*RECORDS FOR THIS TASK*.

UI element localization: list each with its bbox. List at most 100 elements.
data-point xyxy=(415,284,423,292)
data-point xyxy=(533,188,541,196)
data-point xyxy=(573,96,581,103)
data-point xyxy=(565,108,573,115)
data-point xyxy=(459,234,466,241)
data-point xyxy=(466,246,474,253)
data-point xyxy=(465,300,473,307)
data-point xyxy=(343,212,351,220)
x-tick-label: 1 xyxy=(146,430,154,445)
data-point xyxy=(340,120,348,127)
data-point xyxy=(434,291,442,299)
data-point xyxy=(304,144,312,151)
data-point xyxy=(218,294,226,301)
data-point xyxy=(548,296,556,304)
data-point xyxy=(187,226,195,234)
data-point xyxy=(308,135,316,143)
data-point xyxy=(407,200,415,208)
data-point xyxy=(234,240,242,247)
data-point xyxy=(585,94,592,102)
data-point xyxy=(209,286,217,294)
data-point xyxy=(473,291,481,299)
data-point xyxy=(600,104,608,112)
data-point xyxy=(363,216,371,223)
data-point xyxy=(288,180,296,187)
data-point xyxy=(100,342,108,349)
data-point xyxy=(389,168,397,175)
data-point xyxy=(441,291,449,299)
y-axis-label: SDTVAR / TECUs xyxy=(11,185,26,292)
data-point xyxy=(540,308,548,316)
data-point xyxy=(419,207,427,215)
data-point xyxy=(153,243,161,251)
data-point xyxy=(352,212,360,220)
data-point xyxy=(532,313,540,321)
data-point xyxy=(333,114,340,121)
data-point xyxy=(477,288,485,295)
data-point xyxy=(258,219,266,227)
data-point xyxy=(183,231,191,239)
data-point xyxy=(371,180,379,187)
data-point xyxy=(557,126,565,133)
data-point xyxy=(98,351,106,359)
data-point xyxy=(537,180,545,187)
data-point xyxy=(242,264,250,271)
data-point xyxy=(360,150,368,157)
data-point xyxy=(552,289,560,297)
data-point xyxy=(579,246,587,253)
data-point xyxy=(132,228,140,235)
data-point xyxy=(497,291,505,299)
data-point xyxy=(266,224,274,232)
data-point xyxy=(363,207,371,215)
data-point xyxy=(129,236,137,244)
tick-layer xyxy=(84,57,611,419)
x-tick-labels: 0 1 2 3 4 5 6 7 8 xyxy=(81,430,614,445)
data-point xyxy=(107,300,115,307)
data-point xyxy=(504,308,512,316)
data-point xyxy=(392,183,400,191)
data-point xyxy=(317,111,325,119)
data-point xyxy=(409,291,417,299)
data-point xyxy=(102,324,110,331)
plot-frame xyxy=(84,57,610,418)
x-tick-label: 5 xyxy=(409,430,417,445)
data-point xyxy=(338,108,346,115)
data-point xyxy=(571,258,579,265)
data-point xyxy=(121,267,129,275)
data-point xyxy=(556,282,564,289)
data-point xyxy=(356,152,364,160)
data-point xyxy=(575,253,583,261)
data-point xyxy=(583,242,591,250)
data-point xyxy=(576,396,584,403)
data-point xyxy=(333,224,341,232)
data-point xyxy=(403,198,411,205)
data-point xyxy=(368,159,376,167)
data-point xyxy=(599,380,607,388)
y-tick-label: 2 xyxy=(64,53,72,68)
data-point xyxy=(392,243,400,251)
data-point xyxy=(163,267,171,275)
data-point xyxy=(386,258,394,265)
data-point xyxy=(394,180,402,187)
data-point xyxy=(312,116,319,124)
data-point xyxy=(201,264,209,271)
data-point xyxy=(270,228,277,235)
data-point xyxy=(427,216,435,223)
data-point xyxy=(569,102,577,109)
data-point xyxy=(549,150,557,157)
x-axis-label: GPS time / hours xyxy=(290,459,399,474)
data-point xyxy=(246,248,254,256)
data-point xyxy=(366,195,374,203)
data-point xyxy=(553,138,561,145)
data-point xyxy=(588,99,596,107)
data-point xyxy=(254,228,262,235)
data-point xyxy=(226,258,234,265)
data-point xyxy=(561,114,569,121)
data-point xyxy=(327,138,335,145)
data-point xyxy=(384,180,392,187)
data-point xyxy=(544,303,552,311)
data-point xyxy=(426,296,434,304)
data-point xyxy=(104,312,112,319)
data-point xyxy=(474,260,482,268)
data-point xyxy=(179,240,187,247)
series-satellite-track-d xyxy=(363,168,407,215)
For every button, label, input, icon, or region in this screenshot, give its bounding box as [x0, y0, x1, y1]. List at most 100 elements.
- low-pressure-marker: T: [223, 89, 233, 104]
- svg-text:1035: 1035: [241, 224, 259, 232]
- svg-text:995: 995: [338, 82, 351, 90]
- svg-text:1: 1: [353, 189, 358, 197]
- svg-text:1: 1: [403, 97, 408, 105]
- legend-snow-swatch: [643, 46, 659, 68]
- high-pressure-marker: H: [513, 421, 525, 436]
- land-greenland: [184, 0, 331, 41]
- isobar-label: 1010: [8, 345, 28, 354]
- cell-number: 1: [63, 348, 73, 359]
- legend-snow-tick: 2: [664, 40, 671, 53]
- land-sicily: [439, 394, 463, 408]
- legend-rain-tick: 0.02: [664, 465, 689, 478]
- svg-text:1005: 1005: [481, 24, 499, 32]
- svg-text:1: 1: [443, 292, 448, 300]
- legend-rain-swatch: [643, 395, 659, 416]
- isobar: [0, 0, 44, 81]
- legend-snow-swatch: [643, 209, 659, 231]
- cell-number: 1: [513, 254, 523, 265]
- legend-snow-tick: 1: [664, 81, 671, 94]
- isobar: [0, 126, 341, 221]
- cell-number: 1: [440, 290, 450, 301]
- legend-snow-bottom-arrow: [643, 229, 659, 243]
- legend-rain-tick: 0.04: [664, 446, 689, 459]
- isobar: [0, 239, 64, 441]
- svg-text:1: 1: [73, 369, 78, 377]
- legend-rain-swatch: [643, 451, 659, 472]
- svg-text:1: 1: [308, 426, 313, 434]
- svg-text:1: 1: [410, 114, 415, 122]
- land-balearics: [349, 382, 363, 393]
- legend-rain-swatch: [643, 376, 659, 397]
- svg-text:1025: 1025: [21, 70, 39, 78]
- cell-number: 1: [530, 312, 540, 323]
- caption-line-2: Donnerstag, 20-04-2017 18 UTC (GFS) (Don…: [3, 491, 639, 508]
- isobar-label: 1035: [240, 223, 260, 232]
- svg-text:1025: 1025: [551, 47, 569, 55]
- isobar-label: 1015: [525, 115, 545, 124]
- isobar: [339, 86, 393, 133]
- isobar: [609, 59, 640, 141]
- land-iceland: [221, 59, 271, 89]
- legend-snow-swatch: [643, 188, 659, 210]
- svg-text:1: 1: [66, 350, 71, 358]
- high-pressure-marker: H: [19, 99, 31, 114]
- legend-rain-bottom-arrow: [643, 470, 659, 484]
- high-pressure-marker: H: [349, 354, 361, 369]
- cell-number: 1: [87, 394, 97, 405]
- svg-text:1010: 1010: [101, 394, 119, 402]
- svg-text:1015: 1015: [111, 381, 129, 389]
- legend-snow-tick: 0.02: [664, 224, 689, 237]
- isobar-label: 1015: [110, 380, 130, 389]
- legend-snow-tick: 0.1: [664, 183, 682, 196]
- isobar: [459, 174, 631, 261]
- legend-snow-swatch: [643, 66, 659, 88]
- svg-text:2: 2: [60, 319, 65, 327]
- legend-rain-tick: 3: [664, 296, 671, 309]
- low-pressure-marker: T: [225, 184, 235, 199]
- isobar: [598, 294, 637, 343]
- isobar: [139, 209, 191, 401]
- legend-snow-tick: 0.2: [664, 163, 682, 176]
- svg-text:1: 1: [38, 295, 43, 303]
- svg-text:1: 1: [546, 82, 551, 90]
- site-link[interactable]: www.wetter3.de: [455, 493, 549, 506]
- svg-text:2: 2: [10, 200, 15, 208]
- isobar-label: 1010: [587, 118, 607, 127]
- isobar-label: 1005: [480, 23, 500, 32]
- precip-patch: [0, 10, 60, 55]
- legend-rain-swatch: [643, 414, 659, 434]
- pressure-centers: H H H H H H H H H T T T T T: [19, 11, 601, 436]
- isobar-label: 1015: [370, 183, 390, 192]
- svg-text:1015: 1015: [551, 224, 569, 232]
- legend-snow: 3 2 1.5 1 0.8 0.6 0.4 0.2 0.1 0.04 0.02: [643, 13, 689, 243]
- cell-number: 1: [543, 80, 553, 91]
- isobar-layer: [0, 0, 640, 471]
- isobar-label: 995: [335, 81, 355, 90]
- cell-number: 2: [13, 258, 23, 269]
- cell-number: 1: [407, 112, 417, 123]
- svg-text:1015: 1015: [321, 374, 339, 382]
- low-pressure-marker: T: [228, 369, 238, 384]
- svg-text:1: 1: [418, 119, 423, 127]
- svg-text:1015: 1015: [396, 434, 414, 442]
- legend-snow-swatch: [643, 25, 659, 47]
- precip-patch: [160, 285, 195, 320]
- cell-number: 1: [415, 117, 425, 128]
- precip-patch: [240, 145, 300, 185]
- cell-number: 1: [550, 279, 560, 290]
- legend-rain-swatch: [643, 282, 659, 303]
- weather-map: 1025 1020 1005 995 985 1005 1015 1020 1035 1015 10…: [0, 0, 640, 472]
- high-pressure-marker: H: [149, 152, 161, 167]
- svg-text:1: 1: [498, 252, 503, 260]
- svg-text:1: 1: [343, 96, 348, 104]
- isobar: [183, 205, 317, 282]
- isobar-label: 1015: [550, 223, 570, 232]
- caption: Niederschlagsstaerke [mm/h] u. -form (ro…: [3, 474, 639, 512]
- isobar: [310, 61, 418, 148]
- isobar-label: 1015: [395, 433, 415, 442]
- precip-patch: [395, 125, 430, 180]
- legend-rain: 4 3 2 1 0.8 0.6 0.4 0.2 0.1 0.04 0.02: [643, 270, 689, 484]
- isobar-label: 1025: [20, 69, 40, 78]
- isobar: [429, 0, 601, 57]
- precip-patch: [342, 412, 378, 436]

*TASK DIRECTIONS*. Retype the data word for word, starting with its first line and stopping after the line that contains "data-point xyxy=(343,212,351,220)".

*WORKED ANSWER*.
UI element localization: list each with its bbox. List at most 100 elements.
data-point xyxy=(415,284,423,292)
data-point xyxy=(533,188,541,196)
data-point xyxy=(573,96,581,103)
data-point xyxy=(565,108,573,115)
data-point xyxy=(459,234,466,241)
data-point xyxy=(466,246,474,253)
data-point xyxy=(465,300,473,307)
data-point xyxy=(343,212,351,220)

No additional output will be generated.